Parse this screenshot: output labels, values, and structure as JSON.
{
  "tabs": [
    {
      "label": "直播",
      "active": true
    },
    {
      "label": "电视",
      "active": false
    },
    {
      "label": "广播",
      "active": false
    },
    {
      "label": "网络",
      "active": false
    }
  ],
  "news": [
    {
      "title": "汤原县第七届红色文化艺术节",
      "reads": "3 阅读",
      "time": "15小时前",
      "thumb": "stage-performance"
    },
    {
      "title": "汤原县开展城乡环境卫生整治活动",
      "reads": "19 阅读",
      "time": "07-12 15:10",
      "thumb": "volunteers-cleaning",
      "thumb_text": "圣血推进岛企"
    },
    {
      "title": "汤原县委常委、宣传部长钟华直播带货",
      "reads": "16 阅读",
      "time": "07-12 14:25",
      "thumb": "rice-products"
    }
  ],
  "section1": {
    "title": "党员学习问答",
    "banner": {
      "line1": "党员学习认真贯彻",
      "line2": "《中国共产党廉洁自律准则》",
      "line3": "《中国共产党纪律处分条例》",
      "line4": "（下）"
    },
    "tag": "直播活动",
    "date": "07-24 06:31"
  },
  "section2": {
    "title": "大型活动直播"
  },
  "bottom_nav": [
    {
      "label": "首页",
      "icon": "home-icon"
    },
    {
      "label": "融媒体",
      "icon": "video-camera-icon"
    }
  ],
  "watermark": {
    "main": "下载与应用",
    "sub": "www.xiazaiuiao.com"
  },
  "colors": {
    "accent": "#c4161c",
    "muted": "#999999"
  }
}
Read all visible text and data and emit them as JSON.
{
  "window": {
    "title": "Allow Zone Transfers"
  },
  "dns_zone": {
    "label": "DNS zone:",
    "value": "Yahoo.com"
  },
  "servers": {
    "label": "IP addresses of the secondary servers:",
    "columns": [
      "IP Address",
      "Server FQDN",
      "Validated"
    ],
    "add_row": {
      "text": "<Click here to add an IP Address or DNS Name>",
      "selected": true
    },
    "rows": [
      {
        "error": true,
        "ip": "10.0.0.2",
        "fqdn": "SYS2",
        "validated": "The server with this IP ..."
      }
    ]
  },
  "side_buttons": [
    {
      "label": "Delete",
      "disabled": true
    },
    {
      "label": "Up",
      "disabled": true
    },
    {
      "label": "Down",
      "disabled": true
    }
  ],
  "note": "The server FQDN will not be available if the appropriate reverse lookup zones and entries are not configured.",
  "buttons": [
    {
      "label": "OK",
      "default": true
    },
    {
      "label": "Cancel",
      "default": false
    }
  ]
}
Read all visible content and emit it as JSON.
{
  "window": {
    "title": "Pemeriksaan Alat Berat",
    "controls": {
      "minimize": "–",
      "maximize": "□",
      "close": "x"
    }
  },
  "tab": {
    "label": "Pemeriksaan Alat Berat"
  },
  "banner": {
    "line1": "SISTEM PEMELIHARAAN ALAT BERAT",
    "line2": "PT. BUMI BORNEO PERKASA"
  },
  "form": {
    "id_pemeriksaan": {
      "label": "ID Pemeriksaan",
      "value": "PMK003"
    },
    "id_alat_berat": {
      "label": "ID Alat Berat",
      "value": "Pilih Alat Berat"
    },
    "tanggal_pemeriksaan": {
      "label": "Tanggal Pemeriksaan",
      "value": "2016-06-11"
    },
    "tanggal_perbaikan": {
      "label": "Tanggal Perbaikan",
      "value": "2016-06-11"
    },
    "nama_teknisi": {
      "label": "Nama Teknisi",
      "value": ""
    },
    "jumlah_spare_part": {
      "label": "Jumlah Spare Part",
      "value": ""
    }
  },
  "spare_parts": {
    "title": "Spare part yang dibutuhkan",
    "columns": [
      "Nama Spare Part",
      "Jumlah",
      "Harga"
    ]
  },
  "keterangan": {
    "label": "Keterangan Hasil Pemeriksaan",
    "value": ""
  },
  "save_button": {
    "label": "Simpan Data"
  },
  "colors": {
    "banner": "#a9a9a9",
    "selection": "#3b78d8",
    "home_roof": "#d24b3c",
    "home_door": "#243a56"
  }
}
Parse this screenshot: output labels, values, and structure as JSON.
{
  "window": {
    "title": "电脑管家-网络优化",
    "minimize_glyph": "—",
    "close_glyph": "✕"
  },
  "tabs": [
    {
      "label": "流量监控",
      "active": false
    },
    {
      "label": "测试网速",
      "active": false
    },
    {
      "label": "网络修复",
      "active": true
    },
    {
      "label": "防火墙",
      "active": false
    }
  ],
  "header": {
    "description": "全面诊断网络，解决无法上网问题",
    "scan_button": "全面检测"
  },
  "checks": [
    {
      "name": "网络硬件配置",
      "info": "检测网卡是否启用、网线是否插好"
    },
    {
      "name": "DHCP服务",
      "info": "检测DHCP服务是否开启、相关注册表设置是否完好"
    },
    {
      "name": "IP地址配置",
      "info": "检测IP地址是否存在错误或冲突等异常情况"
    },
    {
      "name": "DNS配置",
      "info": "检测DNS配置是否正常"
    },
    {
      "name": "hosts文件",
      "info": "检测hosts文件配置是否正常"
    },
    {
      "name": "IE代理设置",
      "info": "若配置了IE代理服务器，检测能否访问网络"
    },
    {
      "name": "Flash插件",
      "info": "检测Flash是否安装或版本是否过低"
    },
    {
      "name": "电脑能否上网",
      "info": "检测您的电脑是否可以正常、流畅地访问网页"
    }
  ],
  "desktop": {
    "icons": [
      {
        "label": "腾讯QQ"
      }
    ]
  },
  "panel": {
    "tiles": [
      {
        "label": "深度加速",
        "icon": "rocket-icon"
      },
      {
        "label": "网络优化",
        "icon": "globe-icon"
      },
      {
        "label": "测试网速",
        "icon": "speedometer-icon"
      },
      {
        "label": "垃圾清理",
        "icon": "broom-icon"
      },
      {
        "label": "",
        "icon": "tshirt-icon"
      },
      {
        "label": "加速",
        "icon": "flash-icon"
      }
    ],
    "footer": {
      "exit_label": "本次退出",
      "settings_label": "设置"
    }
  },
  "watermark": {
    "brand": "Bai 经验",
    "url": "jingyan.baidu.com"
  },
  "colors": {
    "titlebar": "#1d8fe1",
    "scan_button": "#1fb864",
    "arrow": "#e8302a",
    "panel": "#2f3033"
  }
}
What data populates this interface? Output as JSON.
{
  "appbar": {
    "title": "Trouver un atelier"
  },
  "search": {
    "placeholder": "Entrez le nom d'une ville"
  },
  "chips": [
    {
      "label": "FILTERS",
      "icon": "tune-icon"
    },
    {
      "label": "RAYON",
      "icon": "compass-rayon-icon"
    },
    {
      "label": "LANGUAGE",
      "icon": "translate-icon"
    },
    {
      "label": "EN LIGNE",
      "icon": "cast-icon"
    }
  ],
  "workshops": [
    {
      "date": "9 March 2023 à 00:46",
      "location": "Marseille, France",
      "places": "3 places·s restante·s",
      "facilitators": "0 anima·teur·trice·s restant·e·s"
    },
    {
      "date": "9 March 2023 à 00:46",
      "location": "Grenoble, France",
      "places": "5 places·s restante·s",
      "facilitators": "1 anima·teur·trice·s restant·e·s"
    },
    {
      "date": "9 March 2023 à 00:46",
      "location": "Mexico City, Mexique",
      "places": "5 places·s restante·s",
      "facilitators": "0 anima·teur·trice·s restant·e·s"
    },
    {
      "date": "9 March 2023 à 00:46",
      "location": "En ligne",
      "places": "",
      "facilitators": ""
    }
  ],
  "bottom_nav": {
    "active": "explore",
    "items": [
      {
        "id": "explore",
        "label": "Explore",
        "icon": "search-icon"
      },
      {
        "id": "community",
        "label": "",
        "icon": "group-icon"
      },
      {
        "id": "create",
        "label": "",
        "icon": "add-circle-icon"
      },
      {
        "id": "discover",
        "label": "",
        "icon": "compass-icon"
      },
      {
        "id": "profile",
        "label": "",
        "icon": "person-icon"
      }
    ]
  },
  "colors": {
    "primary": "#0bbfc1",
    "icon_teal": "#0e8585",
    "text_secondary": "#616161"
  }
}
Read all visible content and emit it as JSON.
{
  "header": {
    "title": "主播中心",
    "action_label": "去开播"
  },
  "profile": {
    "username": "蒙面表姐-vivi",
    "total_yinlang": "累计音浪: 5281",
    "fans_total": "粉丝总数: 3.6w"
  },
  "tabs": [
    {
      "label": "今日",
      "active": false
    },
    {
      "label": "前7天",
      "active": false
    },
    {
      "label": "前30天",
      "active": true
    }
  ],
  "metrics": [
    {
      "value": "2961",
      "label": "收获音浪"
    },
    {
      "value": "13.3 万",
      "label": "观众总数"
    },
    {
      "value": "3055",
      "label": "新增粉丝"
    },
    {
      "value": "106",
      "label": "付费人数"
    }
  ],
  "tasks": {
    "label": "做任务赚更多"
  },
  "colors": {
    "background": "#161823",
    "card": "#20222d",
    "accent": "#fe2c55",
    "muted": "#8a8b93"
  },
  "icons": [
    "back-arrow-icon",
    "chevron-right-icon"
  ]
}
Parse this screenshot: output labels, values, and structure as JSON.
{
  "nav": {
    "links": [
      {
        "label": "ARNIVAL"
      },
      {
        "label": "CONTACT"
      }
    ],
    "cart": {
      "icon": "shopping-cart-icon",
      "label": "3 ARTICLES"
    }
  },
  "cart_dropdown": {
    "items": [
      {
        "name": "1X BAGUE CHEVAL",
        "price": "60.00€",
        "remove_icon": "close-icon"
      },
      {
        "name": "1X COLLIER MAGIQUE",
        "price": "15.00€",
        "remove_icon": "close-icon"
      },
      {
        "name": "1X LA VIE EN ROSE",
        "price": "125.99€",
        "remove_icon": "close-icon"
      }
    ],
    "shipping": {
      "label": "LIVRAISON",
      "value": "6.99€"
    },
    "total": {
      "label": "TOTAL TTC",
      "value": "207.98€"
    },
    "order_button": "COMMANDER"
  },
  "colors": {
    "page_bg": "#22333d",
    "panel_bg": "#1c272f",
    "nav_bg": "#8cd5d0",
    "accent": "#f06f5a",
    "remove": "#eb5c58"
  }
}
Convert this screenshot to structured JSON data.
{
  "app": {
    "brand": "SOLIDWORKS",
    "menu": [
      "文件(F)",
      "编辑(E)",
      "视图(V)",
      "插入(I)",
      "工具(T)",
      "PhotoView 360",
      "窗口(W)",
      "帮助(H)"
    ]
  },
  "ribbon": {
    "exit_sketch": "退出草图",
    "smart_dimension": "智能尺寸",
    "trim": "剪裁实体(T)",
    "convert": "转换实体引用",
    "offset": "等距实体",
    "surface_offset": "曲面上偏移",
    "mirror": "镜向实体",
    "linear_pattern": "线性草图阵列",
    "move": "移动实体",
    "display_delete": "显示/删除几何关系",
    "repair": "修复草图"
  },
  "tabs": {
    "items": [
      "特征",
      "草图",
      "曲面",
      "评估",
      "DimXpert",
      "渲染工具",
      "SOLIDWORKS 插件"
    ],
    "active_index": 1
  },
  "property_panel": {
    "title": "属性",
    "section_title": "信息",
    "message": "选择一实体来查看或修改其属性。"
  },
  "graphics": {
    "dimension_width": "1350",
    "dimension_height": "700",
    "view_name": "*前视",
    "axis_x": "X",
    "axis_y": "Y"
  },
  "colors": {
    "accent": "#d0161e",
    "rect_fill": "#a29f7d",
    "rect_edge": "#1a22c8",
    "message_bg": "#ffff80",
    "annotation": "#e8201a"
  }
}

◆ **TASK STATEMENT**:
Pull every line containing the word "accent" out of the material.

◆ **SOLUTION FOR THIS PROBLEM**:
    "accent": "#c4161c",
    "accent": "#fe2c55",
    "accent": "#f06f5a",
    "accent": "#d0161e",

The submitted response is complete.